* [Extrait du document]:
════════

Relancer l’Europe par défense


Michèle Alliot-Marie se plaît à le répéter, non sans raison : après les graves crises successives connues par l’Union européenne en 2005, la Défense est, sans doute, l’un des domaines dans lequel une relance du projet politique européen est possible.


Parmi tous les paradoxes qui ont caractérisé la construction européenne depuis son origine, celui de la Défense est un des plus étonnants. Dans un monde dangereux, rien n’unit davantage que l’existence d’un ennemi commun. En pleine guerre froide, l’Europe occidentale voyait se dresser contre elle le pire ennemi imaginable : l’Union soviétique, qui faisait peser sur nous une menace extérieure et intérieure, et qui braquait des armes d’apocalypse sur nos populations civiles. C’est donc tout naturellement qu’avant même d’avoir mis en œuvre le tout premier accord européen sur la Communauté Charbon-Acier, Jean Monnet a proposé la création d’une Communauté européenne de Défense. Le 30 août 1954, le Parlement français a pourtant rejeté ce traité, moins par crainte d’une intégration européenne trop forte, que par persistance d’une immense méfiance envers l’Allemagne : moins de dix ans s’étaient écoulés depuis la Libération.


Le rejet de la C.E.D. a réorienté pour un demi-siècle la construction européenne vers des objectifs civils – le marché, la monnaie, la libre circulation des personnes, l’environnement etc. -, la défense du continent étant confiée à une alliance plus vaste, l’OTAN, fortement dominée par le « grand frère » américain. De manière surprenante, ce partage des tâches a survécu à la guerre froide : quand l’URSS s’est auto-dissoute, entraînant dans le néant le Pacte de Varsovie, non seulement l’OTAN est restée en vie, mais elle s’est étendue à l’Europe de l’Est. Et les Américains, soutenus par les Britanniques et la majeure partie de nos partenaires, n’ont cessé de défendre vigoureusement le maintien du monopole de l’Alliance atlantique dans la défense du continent contre les nouvelles menaces de l’après-guerre froide : en contradiction absolue avec le principe de subsidiarité, en matière militaire, l’Union européenne était ainsi autorisée à agir sur les sujets secondaires (envoi de casques bleus dans des pays lointains), mais elle était considérée comme illégitime sur la question essentielle de la défense du continent contre des menaces communes !


Contraire aux intérêts de l’Europe, mais aussi au bon sens, cette doctrine a volé en éclats sous le choc des réalités du monde nouveau. L’intervention de l’OTAN ne se justifie plus que face à une menace d’une taille telle que le leadership politique et les moyens militaires de la superpuissance américaine apparaissent indispensables. Quand ont commencé les guerres balkaniques, les Américains ont considéré, à juste titre, que c’étaient aux Européens de mettre de l’ordre dans leur « arrière-cour » : et il est alors apparu que, malgré 2 millions d’hommes sous les armes, faute d’organisation politico-militaire commune, les 15 pays de l’Union étaient dans l’incapacité de venir à bout de la modeste armée serbe !

════════

* [Consigne]:
Reprenez le texte sur la défense européenne après sa dernière phrase et poursuivez-le. Le matériel n'est pas nécessaire.

* [Bloc de données]:
════════

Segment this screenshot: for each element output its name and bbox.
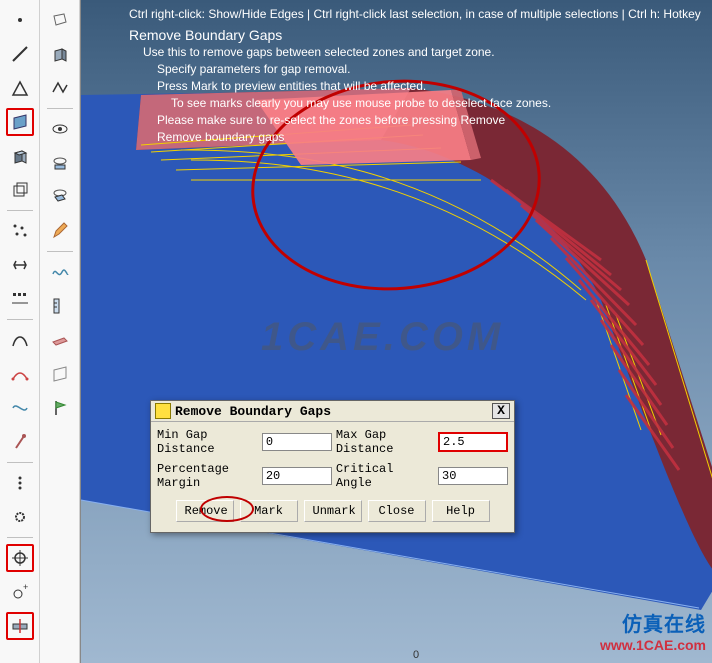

════════

* [Corrigé]:
L’humiliation subie par l’Union en Bosnie, puis au Kosovo, a servi de leçon. Les Européens ont compris que la première puissance commerciale du monde avait désormais des responsabilités internationales qui ne lui permettaient plus de rester un nain militaire. Pour ménager les sensibilités des plus atlantistes, comme celles des pays attachés à leur neutralité historique, on a d’abord parlé « sécurité » et missions humanitaires, puis, peu à peu, et crise après crise (Kosovo, Macédoine, 11 Septembre…), le mot tabou de « Défense » a été prononcé. Il est révélateur que ce soit le gouvernement britannique, par la voix de Tony Blair, qui ait pris l’initiative de confier une dimension Défense à l’Union européenne, à l’occasion du sommet franco-anglais de Saint-Malo en 1998.


Depuis, des progrès rapides ont été engagés sur tous les aspects du problème : accord entre les gouvernements pour mettre en place des moyens militaires communs (13 groupes tactiques de 1 500 hommes d’ici 2010) ; multiplication de programmes d’armement commun (avion de transport Airbus A 400M, drones, frégates, porte-avions, missiles de croisière, satellites d’observation etc.); mise en place d’instance politiques, militaires et industrielles : Comité politique et de sécurité, Comité militaire, état-major de l’Union, cellule de planification civilo-militaire, Agence européenne de défense ; conduite d’opérations sous commandement européen, Concordia, Artémis, Althéa, interventions à Aceh et Gaza ; premiers éléments d’un corps de gendarmerie européenne. Des accords ont même été passés sur le partage des rôles avec l’OTAN, même si des incertitudes, contradictions ou concurrences subsistent.


Si bien qu’aujourd’hui, la construction d’une Europe de la Défense peut s’appuyer sur l’expérience acquise depuis une petite dizaine d’années, et elle bénéficie de la convergence d’une volonté commune des principaux gouvernements européens, d’une attitude plus compréhensive à Washington, et d’une attente forte de nos opinions publiques.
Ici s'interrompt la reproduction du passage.